» ACTIVITY:
All of the data that follows should be written out exactly.

» SUPPLIED ENTRIES:
%%

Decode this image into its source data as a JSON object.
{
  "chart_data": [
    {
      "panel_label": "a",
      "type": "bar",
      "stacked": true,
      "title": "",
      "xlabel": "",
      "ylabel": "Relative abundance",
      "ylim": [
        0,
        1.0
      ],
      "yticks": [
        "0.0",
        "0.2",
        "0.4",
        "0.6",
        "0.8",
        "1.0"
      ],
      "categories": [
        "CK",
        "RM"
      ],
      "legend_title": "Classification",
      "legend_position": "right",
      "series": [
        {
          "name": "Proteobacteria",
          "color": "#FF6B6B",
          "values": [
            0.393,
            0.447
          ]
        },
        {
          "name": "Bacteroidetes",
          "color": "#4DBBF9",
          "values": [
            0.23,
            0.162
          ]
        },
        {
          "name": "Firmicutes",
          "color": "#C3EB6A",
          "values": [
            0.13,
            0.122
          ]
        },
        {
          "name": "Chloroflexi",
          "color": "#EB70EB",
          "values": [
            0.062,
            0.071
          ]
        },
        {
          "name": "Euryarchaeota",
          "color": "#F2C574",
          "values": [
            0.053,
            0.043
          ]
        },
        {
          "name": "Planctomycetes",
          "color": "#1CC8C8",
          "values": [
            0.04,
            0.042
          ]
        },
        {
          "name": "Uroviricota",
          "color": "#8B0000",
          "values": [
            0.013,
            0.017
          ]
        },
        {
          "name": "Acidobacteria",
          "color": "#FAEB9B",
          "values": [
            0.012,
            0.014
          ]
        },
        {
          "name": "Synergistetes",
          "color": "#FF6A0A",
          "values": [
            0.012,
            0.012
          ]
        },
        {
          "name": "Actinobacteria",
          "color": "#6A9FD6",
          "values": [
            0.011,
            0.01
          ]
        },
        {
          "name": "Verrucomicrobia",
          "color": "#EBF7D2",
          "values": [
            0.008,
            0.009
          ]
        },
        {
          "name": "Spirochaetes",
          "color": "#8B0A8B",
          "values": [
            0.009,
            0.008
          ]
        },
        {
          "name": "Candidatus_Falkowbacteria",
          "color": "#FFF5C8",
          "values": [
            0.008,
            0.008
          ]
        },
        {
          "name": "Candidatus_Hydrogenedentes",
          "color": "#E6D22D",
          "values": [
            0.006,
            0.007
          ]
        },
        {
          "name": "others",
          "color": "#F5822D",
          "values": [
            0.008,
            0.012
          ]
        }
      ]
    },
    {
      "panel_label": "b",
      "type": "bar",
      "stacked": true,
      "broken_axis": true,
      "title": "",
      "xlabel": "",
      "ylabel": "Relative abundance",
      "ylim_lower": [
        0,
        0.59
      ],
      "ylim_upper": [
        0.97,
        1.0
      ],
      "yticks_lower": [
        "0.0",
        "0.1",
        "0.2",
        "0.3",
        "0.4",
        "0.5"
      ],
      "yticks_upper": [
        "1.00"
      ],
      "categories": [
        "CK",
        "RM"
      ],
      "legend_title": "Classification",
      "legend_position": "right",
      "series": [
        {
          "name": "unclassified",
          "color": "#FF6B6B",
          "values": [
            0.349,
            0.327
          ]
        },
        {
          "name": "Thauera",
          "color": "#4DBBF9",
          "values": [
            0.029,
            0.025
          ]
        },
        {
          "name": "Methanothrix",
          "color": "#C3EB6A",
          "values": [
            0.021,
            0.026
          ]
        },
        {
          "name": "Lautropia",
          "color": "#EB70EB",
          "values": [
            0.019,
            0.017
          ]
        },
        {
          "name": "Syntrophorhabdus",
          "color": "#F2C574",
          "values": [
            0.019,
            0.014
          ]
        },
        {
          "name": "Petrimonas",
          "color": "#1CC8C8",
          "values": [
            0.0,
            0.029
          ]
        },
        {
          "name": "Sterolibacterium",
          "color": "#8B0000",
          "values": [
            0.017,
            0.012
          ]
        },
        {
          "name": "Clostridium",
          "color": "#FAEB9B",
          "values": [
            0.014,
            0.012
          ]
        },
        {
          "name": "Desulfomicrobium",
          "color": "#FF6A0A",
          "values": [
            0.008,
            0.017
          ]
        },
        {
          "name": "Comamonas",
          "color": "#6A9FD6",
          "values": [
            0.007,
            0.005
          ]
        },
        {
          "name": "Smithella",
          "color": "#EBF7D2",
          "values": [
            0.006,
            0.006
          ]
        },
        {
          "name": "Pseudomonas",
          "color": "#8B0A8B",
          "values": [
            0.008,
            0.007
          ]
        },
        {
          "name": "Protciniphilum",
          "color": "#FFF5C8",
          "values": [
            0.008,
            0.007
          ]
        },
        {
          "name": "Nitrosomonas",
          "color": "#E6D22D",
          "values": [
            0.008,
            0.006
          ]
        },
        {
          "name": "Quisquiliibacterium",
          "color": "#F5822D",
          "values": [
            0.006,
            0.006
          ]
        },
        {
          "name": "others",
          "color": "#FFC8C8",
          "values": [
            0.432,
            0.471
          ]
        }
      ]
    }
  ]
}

%%

» RESPONSE TO THE TASK:
Decode this image into its source data as a JSON object.
{
  "chart_data": [
    {
      "panel_label": "a",
      "type": "bar",
      "stacked": true,
      "title": "",
      "xlabel": "",
      "ylabel": "Relative abundance",
      "ylim": [
        0,
        1.0
      ],
      "yticks": [
        "0.0",
        "0.2",
        "0.4",
        "0.6",
        "0.8",
        "1.0"
      ],
      "categories": [
        "CK",
        "RM"
      ],
      "legend_title": "Classification",
      "legend_position": "right",
      "series": [
        {
          "name": "Proteobacteria",
          "color": "#FF6B6B",
          "values": [
            0.393,
            0.447
          ]
        },
        {
          "name": "Bacteroidetes",
          "color": "#4DBBF9",
          "values": [
            0.23,
            0.162
          ]
        },
        {
          "name": "Firmicutes",
          "color": "#C3EB6A",
          "values": [
            0.13,
            0.122
          ]
        },
        {
          "name": "Chloroflexi",
          "color": "#EB70EB",
          "values": [
            0.062,
            0.071
          ]
        },
        {
          "name": "Euryarchaeota",
          "color": "#F2C574",
          "values": [
            0.053,
            0.043
          ]
        },
        {
          "name": "Planctomycetes",
          "color": "#1CC8C8",
          "values": [
            0.04,
            0.042
          ]
        },
        {
          "name": "Uroviricota",
          "color": "#8B0000",
          "values": [
            0.013,
            0.017
          ]
        },
        {
          "name": "Acidobacteria",
          "color": "#FAEB9B",
          "values": [
            0.012,
            0.014
          ]
        },
        {
          "name": "Synergistetes",
          "color": "#FF6A0A",
          "values": [
            0.012,
            0.012
          ]
        },
        {
          "name": "Actinobacteria",
          "color": "#6A9FD6",
          "values": [
            0.011,
            0.01
          ]
        },
        {
          "name": "Verrucomicrobia",
          "color": "#EBF7D2",
          "values": [
            0.008,
            0.009
          ]
        },
        {
          "name": "Spirochaetes",
          "color": "#8B0A8B",
          "values": [
            0.009,
            0.008
          ]
        },
        {
          "name": "Candidatus_Falkowbacteria",
          "color": "#FFF5C8",
          "values": [
            0.008,
            0.008
          ]
        },
        {
          "name": "Candidatus_Hydrogenedentes",
          "color": "#E6D22D",
          "values": [
            0.006,
            0.007
          ]
        },
        {
          "name": "others",
          "color": "#F5822D",
          "values": [
            0.008,
            0.012
          ]
        }
      ]
    },
    {
      "panel_label": "b",
      "type": "bar",
      "stacked": true,
      "broken_axis": true,
      "title": "",
      "xlabel": "",
      "ylabel": "Relative abundance",
      "ylim_lower": [
        0,
        0.59
      ],
      "ylim_upper": [
        0.97,
        1.0
      ],
      "yticks_lower": [
        "0.0",
        "0.1",
        "0.2",
        "0.3",
        "0.4",
        "0.5"
      ],
      "yticks_upper": [
        "1.00"
      ],
      "categories": [
        "CK",
        "RM"
      ],
      "legend_title": "Classification",
      "legend_position": "right",
      "series": [
        {
          "name": "unclassified",
          "color": "#FF6B6B",
          "values": [
            0.349,
            0.327
          ]
        },
        {
          "name": "Thauera",
          "color": "#4DBBF9",
          "values": [
            0.029,
            0.025
          ]
        },
        {
          "name": "Methanothrix",
          "color": "#C3EB6A",
          "values": [
            0.021,
            0.026
          ]
        },
        {
          "name": "Lautropia",
          "color": "#EB70EB",
          "values": [
            0.019,
            0.017
          ]
        },
        {
          "name": "Syntrophorhabdus",
          "color": "#F2C574",
          "values": [
            0.019,
            0.014
          ]
        },
        {
          "name": "Petrimonas",
          "color": "#1CC8C8",
          "values": [
            0.0,
            0.029
          ]
        },
        {
          "name": "Sterolibacterium",
          "color": "#8B0000",
          "values": [
            0.017,
            0.012
          ]
        },
        {
          "name": "Clostridium",
          "color": "#FAEB9B",
          "values": [
            0.014,
            0.012
          ]
        },
        {
          "name": "Desulfomicrobium",
          "color": "#FF6A0A",
          "values": [
            0.008,
            0.017
          ]
        },
        {
          "name": "Comamonas",
          "color": "#6A9FD6",
          "values": [
            0.007,
            0.005
          ]
        },
        {
          "name": "Smithella",
          "color": "#EBF7D2",
          "values": [
            0.006,
            0.006
          ]
        },
        {
          "name": "Pseudomonas",
          "color": "#8B0A8B",
          "values": [
            0.008,
            0.007
          ]
        },
        {
          "name": "Protciniphilum",
          "color": "#FFF5C8",
          "values": [
            0.008,
            0.007
          ]
        },
        {
          "name": "Nitrosomonas",
          "color": "#E6D22D",
          "values": [
            0.008,
            0.006
          ]
        },
        {
          "name": "Quisquiliibacterium",
          "color": "#F5822D",
          "values": [
            0.006,
            0.006
          ]
        },
        {
          "name": "others",
          "color": "#FFC8C8",
          "values": [
            0.432,
            0.471
          ]
        }
      ]
    }
  ]
}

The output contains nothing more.